What you will do –
Records follow. Pull out every line that contains "text".

....

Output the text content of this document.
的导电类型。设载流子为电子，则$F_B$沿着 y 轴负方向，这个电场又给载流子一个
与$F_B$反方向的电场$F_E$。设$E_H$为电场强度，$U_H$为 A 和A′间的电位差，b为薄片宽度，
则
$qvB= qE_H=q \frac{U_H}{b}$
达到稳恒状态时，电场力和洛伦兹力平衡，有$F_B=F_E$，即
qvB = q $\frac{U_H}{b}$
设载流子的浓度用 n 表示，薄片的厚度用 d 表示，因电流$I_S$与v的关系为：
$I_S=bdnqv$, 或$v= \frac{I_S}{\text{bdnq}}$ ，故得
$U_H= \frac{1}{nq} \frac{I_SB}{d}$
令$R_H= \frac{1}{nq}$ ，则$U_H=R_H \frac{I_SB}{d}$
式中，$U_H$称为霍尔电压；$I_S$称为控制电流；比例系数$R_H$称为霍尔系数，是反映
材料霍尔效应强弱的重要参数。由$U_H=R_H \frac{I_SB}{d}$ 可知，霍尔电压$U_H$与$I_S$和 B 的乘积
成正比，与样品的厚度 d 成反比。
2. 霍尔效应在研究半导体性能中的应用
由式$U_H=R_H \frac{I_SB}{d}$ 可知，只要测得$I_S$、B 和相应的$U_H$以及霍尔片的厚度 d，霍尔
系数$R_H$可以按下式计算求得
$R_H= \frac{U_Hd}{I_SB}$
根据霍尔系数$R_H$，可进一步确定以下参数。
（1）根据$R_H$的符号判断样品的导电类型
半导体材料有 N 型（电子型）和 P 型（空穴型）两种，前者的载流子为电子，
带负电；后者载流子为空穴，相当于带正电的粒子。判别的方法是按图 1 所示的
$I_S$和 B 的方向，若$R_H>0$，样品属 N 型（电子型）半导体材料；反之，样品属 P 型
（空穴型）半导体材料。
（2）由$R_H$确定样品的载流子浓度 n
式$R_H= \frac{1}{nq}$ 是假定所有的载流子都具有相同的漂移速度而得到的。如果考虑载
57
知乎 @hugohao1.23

....

The reply –
Output the text content of this document.
$I_S=bdnqv$, 或$v= \frac{I_S}{\text{bdnq}}$ ，故得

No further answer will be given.